[Items from a data source]
▼
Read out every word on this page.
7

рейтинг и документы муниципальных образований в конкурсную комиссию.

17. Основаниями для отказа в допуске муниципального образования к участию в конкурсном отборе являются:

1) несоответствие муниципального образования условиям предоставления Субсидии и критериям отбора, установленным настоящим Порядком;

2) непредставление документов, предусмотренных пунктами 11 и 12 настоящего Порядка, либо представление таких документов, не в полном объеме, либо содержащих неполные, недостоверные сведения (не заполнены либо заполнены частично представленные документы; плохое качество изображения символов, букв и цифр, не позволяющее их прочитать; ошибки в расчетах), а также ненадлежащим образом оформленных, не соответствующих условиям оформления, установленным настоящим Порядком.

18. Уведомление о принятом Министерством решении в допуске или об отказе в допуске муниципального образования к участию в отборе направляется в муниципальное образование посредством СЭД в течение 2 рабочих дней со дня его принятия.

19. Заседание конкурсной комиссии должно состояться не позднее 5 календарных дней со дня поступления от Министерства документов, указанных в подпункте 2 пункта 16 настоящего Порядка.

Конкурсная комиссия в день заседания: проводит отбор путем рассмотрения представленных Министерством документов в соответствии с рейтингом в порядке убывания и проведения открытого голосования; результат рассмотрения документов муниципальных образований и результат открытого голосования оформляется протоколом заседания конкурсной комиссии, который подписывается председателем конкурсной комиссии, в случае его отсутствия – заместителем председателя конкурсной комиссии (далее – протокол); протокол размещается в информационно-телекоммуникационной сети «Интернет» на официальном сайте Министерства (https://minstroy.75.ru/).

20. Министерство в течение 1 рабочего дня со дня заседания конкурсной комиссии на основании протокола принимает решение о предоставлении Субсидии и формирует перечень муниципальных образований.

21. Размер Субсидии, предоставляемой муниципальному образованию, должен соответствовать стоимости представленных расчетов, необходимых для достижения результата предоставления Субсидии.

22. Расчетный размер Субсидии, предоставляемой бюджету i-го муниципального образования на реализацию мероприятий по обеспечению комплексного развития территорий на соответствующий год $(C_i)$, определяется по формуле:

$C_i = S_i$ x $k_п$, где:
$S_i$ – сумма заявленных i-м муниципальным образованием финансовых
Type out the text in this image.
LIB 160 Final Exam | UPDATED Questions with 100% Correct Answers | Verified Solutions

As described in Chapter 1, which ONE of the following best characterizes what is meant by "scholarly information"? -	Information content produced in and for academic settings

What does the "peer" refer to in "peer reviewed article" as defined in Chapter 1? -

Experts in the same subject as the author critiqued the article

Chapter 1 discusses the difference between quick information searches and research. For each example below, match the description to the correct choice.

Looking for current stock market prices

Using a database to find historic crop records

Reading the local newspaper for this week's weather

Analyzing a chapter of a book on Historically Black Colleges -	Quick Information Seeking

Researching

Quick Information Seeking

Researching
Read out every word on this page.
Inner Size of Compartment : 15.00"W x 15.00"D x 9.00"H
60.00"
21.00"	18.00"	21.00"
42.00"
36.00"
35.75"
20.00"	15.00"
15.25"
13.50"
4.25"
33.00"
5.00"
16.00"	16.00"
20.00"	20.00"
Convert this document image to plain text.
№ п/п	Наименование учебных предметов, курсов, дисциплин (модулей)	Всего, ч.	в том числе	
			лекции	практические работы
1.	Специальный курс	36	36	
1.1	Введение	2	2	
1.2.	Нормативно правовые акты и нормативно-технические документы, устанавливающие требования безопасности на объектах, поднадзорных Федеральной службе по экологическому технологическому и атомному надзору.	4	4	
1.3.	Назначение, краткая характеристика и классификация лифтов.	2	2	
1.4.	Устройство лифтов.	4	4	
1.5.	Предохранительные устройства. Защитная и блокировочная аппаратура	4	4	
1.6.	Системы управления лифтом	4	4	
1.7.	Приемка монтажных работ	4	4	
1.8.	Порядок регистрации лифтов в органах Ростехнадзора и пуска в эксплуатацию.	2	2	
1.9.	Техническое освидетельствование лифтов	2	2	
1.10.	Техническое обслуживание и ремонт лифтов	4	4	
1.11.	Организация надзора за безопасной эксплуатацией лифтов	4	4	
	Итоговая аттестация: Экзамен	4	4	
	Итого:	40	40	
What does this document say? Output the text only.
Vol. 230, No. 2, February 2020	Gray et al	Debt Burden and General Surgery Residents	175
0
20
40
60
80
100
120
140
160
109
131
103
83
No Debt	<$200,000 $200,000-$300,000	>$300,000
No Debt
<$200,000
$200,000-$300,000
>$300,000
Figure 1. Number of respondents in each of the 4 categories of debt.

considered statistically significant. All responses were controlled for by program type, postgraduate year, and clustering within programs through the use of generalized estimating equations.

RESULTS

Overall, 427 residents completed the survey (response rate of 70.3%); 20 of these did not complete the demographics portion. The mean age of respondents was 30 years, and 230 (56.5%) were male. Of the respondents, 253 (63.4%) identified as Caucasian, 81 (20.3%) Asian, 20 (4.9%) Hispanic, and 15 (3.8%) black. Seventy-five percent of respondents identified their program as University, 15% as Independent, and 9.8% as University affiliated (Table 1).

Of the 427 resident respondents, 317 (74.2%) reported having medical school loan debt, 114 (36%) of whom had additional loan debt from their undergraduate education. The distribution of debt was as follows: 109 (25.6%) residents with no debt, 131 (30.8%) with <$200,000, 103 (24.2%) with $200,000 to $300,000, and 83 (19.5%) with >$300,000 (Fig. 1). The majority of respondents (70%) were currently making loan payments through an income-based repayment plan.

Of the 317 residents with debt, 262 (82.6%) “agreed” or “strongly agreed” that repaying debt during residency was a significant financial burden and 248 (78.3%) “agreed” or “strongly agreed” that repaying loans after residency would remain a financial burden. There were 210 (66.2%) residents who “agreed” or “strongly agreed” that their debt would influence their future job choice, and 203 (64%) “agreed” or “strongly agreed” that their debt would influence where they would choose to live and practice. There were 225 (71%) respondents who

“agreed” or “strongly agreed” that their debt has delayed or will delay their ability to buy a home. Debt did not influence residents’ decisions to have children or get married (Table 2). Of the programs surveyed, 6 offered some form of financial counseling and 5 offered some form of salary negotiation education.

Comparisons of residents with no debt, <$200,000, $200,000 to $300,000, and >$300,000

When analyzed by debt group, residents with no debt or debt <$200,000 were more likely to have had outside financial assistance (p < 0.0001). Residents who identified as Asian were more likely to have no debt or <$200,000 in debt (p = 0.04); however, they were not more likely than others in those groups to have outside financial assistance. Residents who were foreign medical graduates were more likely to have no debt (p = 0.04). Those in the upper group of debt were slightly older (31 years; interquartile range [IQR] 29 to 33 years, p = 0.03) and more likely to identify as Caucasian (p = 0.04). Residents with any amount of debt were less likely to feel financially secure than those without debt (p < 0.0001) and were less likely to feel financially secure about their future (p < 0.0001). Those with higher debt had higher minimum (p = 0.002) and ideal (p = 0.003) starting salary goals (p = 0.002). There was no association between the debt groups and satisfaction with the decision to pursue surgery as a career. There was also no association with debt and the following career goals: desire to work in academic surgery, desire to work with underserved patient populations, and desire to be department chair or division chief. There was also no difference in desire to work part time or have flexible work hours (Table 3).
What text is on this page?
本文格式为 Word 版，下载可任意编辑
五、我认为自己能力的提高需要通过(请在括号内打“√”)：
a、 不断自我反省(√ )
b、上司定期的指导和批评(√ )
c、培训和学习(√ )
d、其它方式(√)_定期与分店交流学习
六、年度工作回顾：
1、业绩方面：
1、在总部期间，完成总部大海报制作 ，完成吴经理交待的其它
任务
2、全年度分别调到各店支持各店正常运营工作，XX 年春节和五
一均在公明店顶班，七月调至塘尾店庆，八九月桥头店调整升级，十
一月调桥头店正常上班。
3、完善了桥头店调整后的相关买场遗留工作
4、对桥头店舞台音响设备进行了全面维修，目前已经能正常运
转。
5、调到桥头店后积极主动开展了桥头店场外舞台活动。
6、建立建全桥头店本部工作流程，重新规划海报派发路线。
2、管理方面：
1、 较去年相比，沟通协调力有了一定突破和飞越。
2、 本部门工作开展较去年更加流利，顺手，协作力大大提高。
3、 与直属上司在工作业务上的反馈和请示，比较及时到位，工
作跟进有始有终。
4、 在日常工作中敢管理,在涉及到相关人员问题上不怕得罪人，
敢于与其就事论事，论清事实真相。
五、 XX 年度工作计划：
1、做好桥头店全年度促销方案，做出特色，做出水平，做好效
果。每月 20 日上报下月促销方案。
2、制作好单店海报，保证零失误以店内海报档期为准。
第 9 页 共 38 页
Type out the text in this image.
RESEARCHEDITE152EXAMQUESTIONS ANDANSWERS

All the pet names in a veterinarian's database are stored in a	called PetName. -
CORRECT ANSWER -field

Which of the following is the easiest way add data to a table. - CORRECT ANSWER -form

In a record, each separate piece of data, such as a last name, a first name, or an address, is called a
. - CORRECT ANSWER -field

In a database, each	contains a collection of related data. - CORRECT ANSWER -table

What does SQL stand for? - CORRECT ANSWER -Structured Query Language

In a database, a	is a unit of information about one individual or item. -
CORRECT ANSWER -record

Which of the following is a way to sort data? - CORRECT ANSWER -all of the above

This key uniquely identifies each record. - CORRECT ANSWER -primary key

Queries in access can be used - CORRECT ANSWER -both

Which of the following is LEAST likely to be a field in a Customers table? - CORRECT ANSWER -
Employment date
▲
● Description of the task: In the entries above, count each line holding "комиссии" and report the total and nothing more.

● In response: 3